WRITTEN EXERCISE: Search the records below for the word "into". Pull out each line that has it.
BEGIN TASK INPUT
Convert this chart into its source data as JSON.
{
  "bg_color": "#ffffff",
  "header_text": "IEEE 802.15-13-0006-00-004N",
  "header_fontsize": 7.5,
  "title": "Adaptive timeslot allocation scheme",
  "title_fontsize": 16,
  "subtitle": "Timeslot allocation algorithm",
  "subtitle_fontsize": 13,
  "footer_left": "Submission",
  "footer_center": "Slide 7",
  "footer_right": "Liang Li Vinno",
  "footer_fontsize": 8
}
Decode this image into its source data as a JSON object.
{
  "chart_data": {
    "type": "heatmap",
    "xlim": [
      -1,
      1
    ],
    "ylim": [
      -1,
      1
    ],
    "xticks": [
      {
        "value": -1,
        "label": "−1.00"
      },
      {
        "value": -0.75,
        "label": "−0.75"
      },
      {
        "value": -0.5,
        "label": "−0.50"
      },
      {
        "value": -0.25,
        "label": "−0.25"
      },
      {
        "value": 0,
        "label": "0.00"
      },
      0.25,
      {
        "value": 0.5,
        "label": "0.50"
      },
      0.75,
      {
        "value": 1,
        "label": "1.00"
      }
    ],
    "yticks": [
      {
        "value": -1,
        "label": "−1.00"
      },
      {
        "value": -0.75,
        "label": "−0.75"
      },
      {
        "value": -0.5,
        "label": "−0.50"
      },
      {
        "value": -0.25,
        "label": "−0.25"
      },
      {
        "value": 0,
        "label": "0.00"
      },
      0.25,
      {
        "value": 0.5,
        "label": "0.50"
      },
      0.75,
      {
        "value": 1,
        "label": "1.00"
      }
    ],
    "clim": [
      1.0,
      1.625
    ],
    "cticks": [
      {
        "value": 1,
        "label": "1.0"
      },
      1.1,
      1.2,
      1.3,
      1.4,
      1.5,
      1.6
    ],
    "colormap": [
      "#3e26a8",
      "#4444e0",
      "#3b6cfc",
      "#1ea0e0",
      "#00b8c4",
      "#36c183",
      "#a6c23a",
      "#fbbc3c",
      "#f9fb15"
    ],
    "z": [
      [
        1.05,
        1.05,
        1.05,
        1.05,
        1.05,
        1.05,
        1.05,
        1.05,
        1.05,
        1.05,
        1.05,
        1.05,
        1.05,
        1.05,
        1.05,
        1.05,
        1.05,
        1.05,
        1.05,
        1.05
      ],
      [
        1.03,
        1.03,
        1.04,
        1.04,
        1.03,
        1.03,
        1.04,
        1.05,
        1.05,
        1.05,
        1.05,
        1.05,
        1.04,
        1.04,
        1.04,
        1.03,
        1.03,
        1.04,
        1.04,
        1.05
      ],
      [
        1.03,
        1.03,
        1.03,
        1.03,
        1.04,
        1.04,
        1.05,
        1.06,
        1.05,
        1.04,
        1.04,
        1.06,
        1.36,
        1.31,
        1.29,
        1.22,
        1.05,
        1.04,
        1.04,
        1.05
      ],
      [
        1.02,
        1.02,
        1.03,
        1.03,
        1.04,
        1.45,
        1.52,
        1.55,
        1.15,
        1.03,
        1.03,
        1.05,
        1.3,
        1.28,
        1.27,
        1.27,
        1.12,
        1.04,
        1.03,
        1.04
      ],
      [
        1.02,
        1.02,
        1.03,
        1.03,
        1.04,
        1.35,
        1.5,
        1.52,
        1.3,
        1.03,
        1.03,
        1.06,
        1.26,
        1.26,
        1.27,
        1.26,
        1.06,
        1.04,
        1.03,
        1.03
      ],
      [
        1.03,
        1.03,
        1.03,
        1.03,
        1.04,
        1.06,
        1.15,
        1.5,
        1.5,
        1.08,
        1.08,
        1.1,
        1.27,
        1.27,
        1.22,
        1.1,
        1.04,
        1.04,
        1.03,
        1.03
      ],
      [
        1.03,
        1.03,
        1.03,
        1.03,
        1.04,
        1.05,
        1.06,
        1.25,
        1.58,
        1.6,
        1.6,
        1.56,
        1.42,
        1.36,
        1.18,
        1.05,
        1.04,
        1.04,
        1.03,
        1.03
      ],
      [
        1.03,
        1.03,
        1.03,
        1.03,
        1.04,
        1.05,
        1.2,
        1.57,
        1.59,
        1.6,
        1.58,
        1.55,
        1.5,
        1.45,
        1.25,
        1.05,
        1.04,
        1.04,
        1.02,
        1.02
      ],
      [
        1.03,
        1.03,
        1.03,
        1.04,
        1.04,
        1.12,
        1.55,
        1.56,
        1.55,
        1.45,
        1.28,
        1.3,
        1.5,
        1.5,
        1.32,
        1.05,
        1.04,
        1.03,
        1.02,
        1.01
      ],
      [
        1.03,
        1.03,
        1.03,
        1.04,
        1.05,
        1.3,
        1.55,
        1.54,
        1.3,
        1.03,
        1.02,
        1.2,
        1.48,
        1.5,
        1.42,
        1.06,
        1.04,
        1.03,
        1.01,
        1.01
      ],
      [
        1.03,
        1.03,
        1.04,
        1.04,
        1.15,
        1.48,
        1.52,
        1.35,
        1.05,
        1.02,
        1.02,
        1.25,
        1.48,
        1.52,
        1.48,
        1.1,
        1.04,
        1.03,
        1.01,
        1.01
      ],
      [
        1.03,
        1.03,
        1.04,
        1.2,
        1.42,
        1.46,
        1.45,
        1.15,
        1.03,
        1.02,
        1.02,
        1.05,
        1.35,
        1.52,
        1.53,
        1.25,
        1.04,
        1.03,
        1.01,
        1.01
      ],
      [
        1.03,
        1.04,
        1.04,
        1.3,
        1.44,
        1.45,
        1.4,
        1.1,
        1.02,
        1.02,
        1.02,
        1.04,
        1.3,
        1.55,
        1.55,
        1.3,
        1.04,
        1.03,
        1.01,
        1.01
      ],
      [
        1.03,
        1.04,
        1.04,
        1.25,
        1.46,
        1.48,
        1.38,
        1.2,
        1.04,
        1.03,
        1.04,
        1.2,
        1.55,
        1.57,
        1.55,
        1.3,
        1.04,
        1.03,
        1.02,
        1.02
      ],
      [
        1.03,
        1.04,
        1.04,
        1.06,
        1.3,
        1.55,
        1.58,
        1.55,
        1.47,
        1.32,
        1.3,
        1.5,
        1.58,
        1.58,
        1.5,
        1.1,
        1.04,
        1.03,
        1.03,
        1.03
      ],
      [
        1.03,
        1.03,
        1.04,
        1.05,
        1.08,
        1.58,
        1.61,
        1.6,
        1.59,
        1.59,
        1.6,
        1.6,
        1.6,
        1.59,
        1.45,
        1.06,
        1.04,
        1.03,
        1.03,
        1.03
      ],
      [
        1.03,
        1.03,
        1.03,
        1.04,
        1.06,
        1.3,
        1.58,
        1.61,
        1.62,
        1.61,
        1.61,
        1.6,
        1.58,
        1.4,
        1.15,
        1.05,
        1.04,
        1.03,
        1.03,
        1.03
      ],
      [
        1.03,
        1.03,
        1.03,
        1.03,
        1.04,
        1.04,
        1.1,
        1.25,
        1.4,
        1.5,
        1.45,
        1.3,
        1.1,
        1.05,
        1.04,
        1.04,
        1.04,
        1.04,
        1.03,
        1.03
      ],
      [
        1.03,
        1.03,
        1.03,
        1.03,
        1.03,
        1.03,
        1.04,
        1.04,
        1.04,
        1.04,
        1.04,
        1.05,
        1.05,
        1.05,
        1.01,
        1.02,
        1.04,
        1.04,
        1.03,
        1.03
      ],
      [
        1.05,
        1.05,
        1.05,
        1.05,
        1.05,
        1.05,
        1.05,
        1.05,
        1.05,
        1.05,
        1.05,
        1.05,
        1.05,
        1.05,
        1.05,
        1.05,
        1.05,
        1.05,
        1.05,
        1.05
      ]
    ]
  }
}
END TASK INPUT
COMPLETED TASK:
Convert this chart into its source data as JSON.
Decode this image into its source data as a JSON object.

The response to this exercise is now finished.